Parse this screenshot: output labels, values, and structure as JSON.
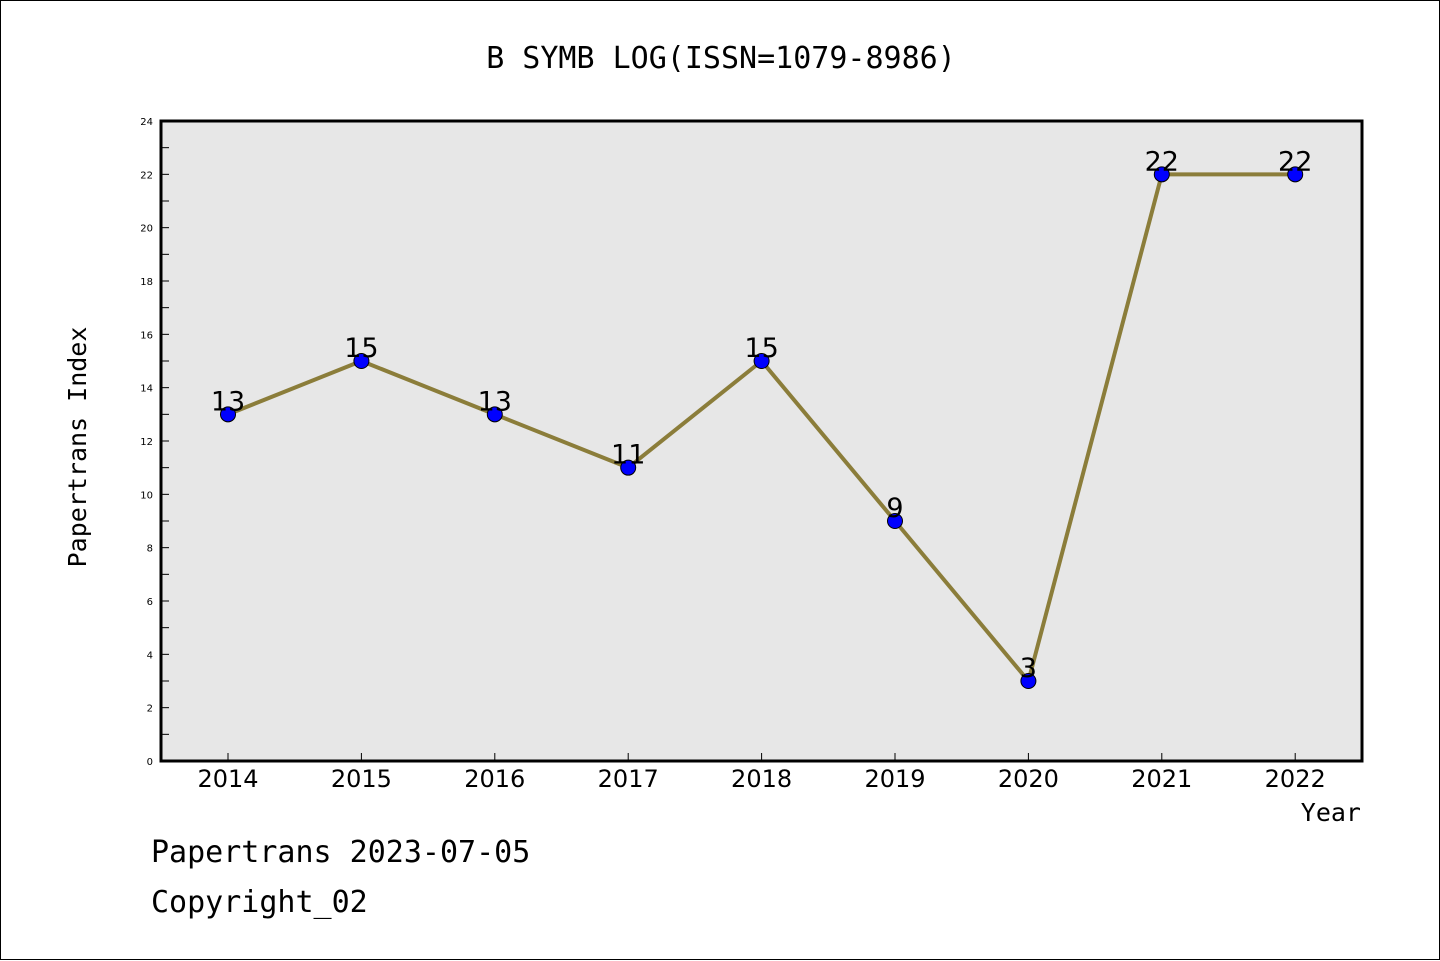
{
  "chart_data": {
    "type": "line",
    "title": "B SYMB LOG(ISSN=1079-8986)",
    "xlabel": "Year",
    "ylabel": "Papertrans Index",
    "categories": [
      "2014",
      "2015",
      "2016",
      "2017",
      "2018",
      "2019",
      "2020",
      "2021",
      "2022"
    ],
    "series": [
      {
        "values": [
          13,
          15,
          13,
          11,
          15,
          9,
          3,
          22,
          22
        ]
      }
    ],
    "data_labels": [
      "13",
      "15",
      "13",
      "11",
      "15",
      "9",
      "3",
      "22",
      "22"
    ],
    "ylim": [
      0,
      24
    ],
    "yticks": [
      0,
      2,
      4,
      6,
      8,
      10,
      12,
      14,
      16,
      18,
      20,
      22,
      24
    ],
    "ytick_labels": [
      "0",
      "2",
      "4",
      "6",
      "8",
      "10",
      "12",
      "14",
      "16",
      "18",
      "20",
      "22",
      "24"
    ],
    "grid": false,
    "colors": {
      "line": "#8b7d3a",
      "marker": "#0000ff",
      "plot_background": "#e7e7e7"
    }
  },
  "footer": {
    "line1": "Papertrans 2023-07-05",
    "line2": "Copyright_02"
  }
}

→ GOAL: Identify and extract each line of the listing that contains "values".

→ EXPECTED OUTPUT:
Parse this screenshot: output labels, values, and structure as JSON.
        "values": [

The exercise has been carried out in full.